» Instruction
Report every line in the listing below where the string "title" shows up.

Dataset rows about figures
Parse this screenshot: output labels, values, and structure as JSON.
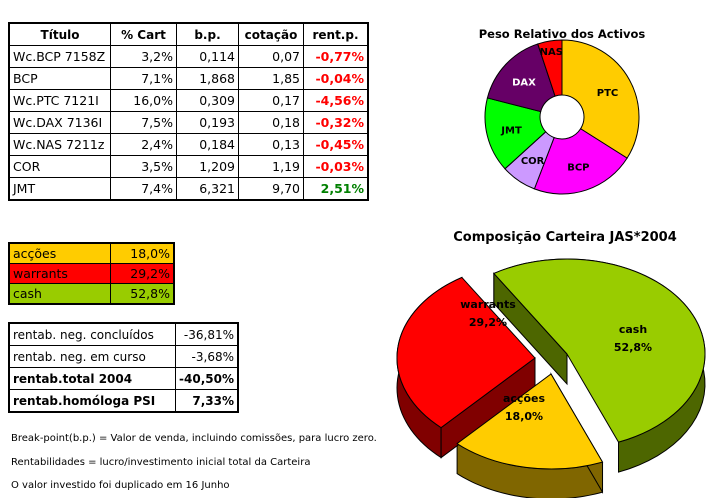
{
  "holdings": {
    "headers": [
      "Título",
      "% Cart",
      "b.p.",
      "cotação",
      "rent.p."
    ],
    "rows": [
      {
        "titulo": "Wc.BCP 7158Z",
        "cart": "3,2%",
        "bp": "0,114",
        "cotacao": "0,07",
        "rent": "-0,77%",
        "sign": "neg"
      },
      {
        "titulo": "BCP",
        "cart": "7,1%",
        "bp": "1,868",
        "cotacao": "1,85",
        "rent": "-0,04%",
        "sign": "neg"
      },
      {
        "titulo": "Wc.PTC 7121I",
        "cart": "16,0%",
        "bp": "0,309",
        "cotacao": "0,17",
        "rent": "-4,56%",
        "sign": "neg"
      },
      {
        "titulo": "Wc.DAX 7136I",
        "cart": "7,5%",
        "bp": "0,193",
        "cotacao": "0,18",
        "rent": "-0,32%",
        "sign": "neg"
      },
      {
        "titulo": "Wc.NAS 7211z",
        "cart": "2,4%",
        "bp": "0,184",
        "cotacao": "0,13",
        "rent": "-0,45%",
        "sign": "neg"
      },
      {
        "titulo": "COR",
        "cart": "3,5%",
        "bp": "1,209",
        "cotacao": "1,19",
        "rent": "-0,03%",
        "sign": "neg"
      },
      {
        "titulo": "JMT",
        "cart": "7,4%",
        "bp": "6,321",
        "cotacao": "9,70",
        "rent": "2,51%",
        "sign": "pos"
      }
    ]
  },
  "allocation": [
    {
      "label": "acções",
      "value": "18,0%",
      "color": "#ffcc00"
    },
    {
      "label": "warrants",
      "value": "29,2%",
      "color": "#ff0000"
    },
    {
      "label": "cash",
      "value": "52,8%",
      "color": "#99cc00"
    }
  ],
  "rentab": [
    {
      "label": "rentab. neg. concluídos",
      "value": "-36,81%",
      "bold": false
    },
    {
      "label": "rentab. neg. em curso",
      "value": "-3,68%",
      "bold": false
    },
    {
      "label": "rentab.total 2004",
      "value": "-40,50%",
      "bold": true
    },
    {
      "label": "rentab.homóloga PSI",
      "value": "7,33%",
      "bold": true
    }
  ],
  "notes": [
    "Break-point(b.p.) = Valor de venda, incluindo comissões, para lucro zero.",
    "Rentabilidades = lucro/investimento inicial total da Carteira",
    "O valor investido foi duplicado em 16 Junho"
  ],
  "chart_data": [
    {
      "type": "pie",
      "variant": "doughnut",
      "title": "Peso Relativo dos Activos",
      "categories": [
        "PTC",
        "BCP",
        "COR",
        "JMT",
        "DAX",
        "NAS"
      ],
      "values": [
        16.0,
        10.3,
        3.5,
        7.4,
        7.5,
        2.4
      ],
      "colors": [
        "#ffcc00",
        "#ff00ff",
        "#cc99ff",
        "#00ff00",
        "#660066",
        "#ff0000"
      ],
      "label_colors": [
        "#000000",
        "#000000",
        "#000000",
        "#000000",
        "#ffffff",
        "#000000"
      ],
      "legend": "none"
    },
    {
      "type": "pie",
      "variant": "3d-exploded",
      "title": "Composição Carteira JAS*2004",
      "categories": [
        "cash",
        "acções",
        "warrants"
      ],
      "values": [
        52.8,
        18.0,
        29.2
      ],
      "value_labels": [
        "52,8%",
        "18,0%",
        "29,2%"
      ],
      "colors": [
        "#99cc00",
        "#ffcc00",
        "#ff0000"
      ],
      "side_colors": [
        "#4d6600",
        "#806600",
        "#800000"
      ],
      "legend": "none"
    }
  ]
}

» Solution for this problem
      "title": "Peso Relativo dos Activos",
      "title": "Composição Carteira JAS*2004",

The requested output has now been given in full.